§ Aim
Pick out each line below containing "dilakukan".

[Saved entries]
= = = =
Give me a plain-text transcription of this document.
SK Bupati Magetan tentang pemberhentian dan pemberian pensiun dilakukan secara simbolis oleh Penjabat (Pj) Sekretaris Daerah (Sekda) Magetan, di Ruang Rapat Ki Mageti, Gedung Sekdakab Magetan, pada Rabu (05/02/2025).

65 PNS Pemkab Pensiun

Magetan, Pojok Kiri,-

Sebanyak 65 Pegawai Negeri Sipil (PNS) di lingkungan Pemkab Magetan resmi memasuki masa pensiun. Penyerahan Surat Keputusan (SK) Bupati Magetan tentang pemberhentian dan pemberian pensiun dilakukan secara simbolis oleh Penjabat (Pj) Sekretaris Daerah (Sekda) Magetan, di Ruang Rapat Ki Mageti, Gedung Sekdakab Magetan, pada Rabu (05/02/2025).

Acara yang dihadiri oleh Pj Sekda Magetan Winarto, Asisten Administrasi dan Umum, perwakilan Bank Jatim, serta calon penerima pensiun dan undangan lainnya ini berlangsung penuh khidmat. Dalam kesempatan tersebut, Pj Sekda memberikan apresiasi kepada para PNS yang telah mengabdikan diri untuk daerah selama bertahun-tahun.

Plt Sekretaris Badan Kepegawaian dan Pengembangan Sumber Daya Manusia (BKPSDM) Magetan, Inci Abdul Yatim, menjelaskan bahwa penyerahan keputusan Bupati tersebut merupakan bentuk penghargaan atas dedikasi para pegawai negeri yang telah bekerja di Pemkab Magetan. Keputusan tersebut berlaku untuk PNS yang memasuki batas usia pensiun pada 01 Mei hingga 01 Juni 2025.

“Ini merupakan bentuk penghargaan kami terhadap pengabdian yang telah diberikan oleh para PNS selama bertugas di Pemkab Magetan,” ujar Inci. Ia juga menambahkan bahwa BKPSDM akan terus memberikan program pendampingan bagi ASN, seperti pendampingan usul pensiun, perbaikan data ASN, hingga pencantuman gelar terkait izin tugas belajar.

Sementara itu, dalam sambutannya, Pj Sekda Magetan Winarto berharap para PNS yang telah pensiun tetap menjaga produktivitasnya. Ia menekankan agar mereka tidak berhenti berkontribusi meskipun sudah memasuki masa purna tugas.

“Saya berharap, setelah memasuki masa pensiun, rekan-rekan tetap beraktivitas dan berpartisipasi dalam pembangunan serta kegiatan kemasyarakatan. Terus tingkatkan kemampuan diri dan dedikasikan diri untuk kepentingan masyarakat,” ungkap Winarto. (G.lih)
= = = =
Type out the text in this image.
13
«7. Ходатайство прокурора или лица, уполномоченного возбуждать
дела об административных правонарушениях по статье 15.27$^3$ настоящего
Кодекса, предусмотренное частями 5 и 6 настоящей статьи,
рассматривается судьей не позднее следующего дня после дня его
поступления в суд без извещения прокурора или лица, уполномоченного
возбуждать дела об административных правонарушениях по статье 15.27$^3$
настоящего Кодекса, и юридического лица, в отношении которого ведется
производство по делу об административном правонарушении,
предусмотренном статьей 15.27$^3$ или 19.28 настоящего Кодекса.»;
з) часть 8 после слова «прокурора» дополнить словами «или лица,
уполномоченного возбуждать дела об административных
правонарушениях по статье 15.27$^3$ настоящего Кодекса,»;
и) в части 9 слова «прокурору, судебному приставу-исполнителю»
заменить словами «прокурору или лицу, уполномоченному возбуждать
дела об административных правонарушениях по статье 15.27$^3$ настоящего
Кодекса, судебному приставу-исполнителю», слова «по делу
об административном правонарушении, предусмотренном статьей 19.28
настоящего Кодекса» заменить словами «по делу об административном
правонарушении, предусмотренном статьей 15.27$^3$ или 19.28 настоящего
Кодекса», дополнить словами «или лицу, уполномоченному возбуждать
= = = =
§ Complete response
SK Bupati Magetan tentang pemberhentian dan pemberian pensiun dilakukan secara simbolis oleh Penjabat (Pj) Sekretaris Daerah (Sekda) Magetan, di Ruang Rapat Ki Mageti, Gedung Sekdakab Magetan, pada Rabu (05/02/2025).
Sebanyak 65 Pegawai Negeri Sipil (PNS) di lingkungan Pemkab Magetan resmi memasuki masa pensiun. Penyerahan Surat Keputusan (SK) Bupati Magetan tentang pemberhentian dan pemberian pensiun dilakukan secara simbolis oleh Penjabat (Pj) Sekretaris Daerah (Sekda) Magetan, di Ruang Rapat Ki Mageti, Gedung Sekdakab Magetan, pada Rabu (05/02/2025).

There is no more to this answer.